# Instructions to follow
Extract each line from the entries below that has the string "Оплата" in it.

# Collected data
-- Start --

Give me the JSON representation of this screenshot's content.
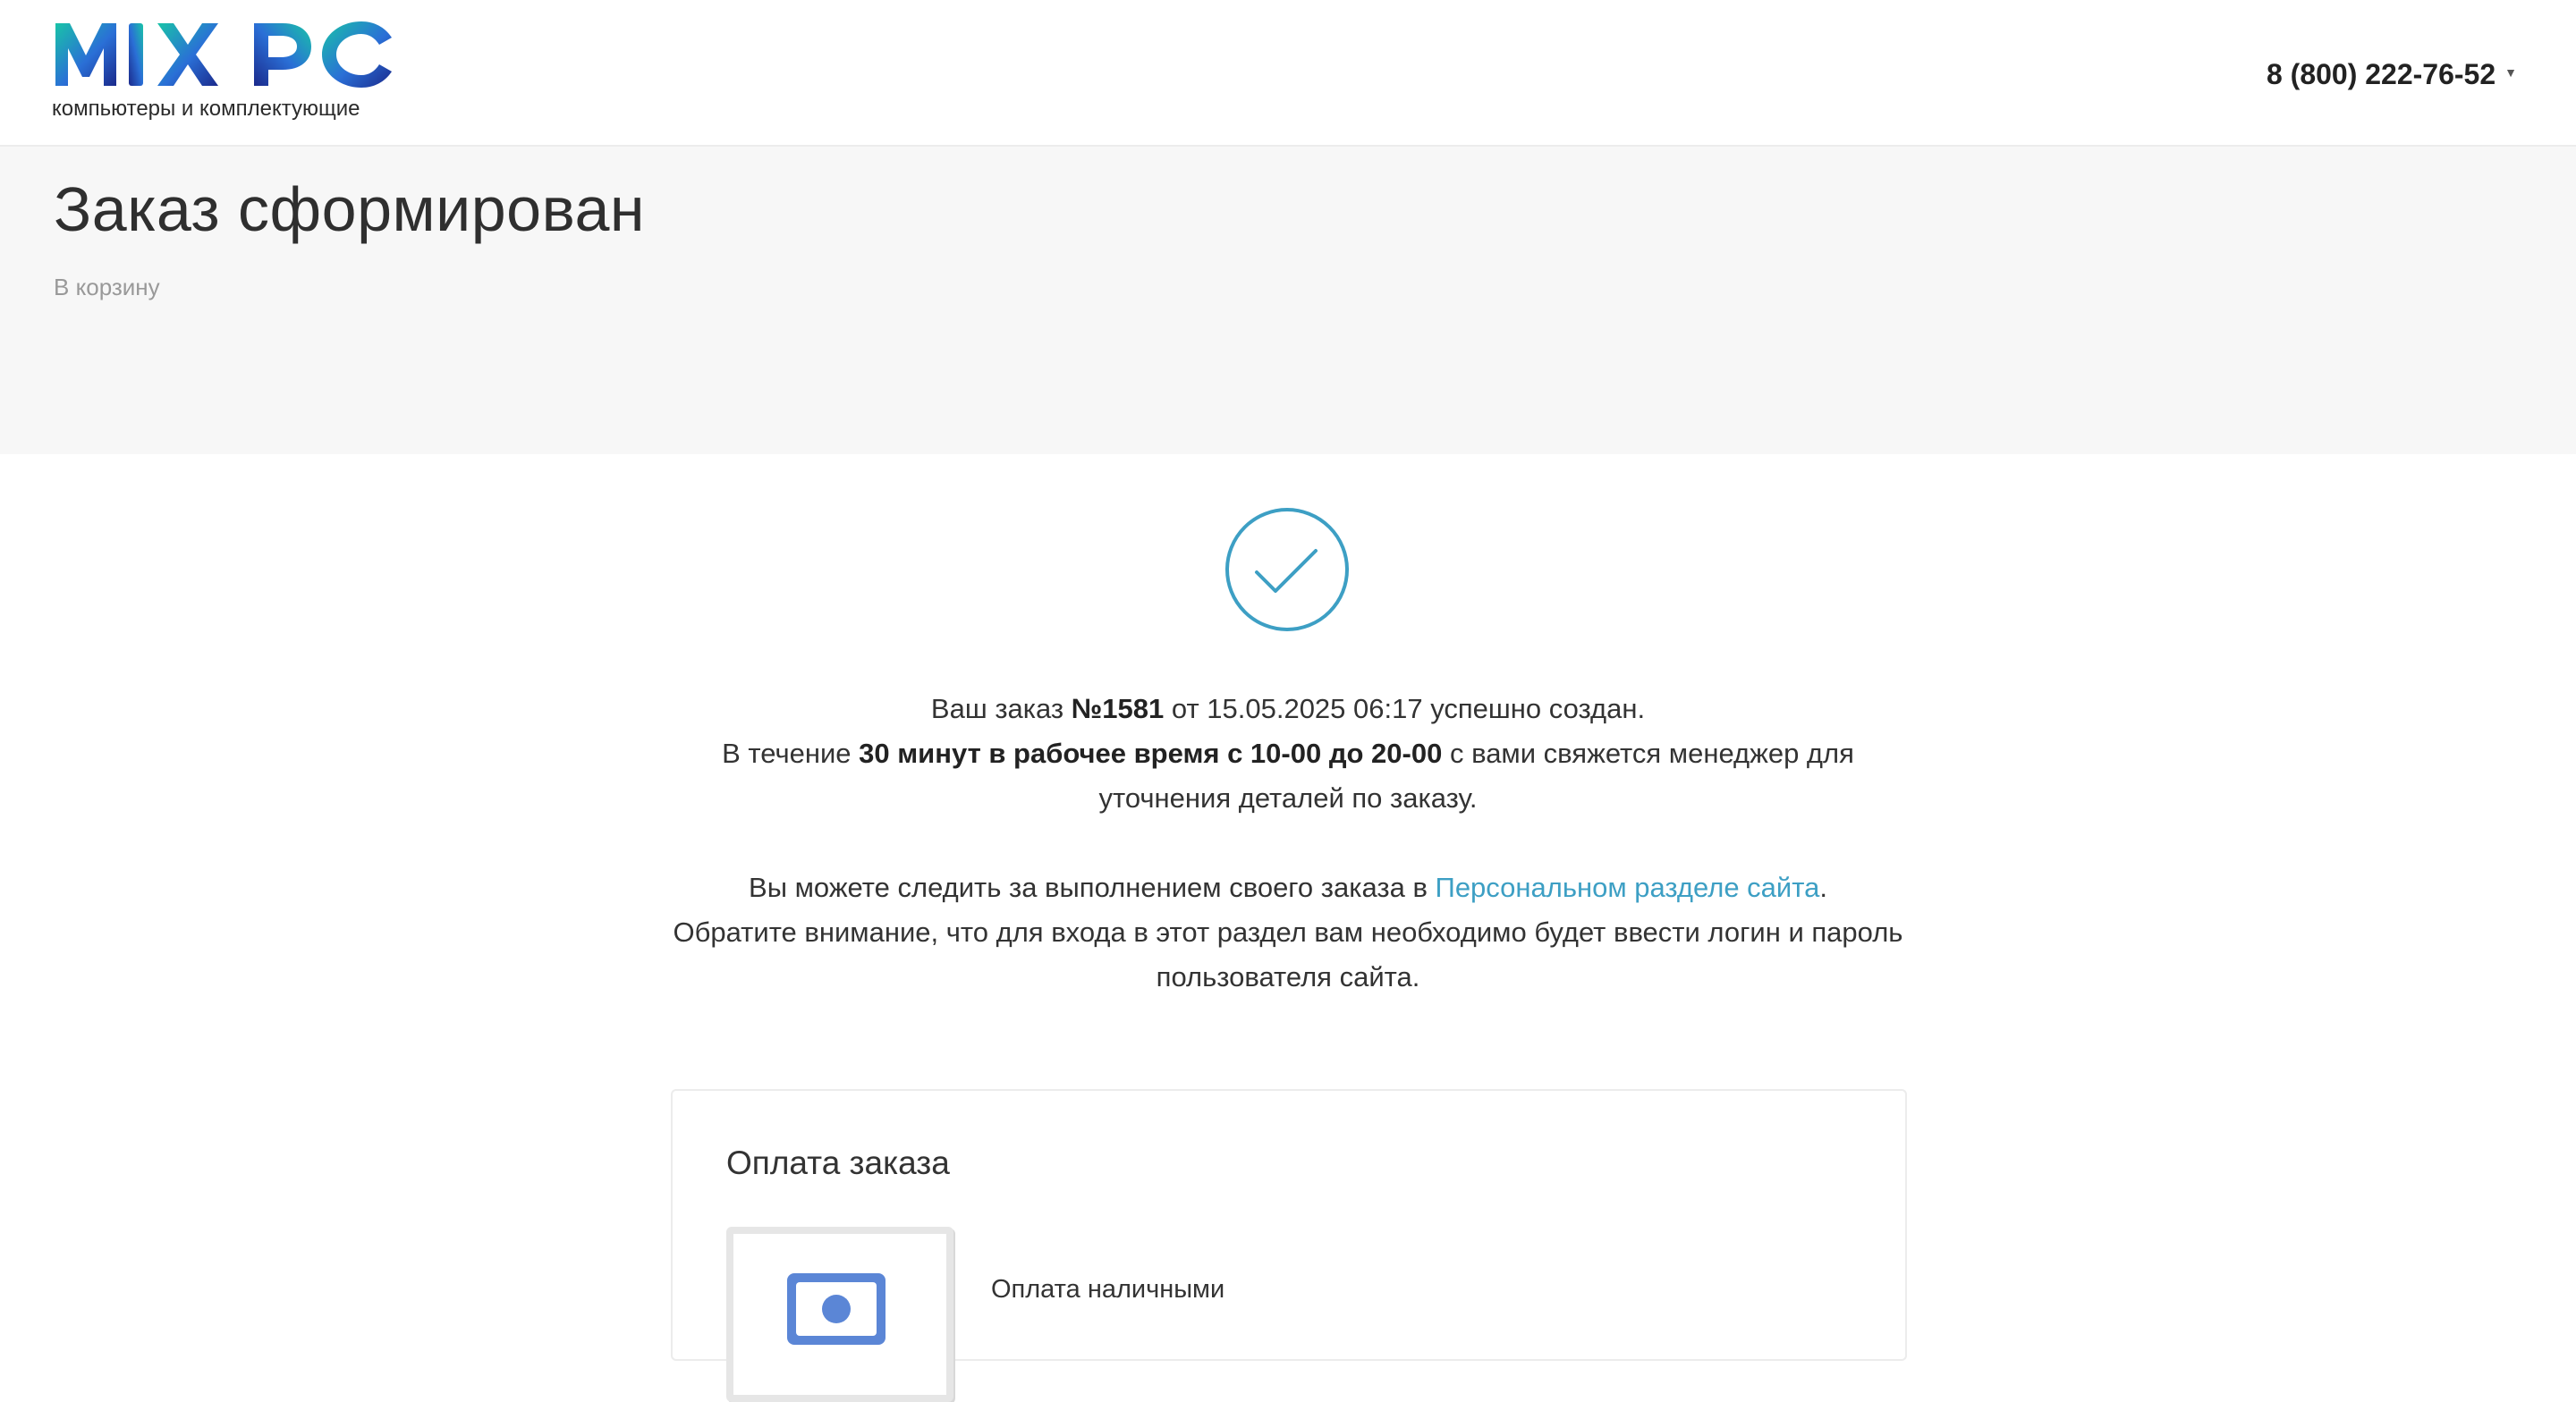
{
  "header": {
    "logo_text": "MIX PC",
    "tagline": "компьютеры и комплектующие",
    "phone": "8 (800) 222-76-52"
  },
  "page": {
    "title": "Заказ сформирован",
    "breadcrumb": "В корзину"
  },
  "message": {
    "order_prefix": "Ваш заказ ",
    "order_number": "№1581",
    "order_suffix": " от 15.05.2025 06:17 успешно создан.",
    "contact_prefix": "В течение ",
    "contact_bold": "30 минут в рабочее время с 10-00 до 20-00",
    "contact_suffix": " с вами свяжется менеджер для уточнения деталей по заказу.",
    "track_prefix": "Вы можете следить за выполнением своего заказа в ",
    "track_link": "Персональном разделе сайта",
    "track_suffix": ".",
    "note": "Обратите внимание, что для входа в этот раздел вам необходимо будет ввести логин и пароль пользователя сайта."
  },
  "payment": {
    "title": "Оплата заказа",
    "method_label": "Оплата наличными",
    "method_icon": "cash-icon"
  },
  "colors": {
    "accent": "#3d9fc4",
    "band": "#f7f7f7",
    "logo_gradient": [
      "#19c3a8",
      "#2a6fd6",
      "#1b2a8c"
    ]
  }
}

-- End --

# Finished exercise
    "title": "Оплата заказа",
    "method_label": "Оплата наличными",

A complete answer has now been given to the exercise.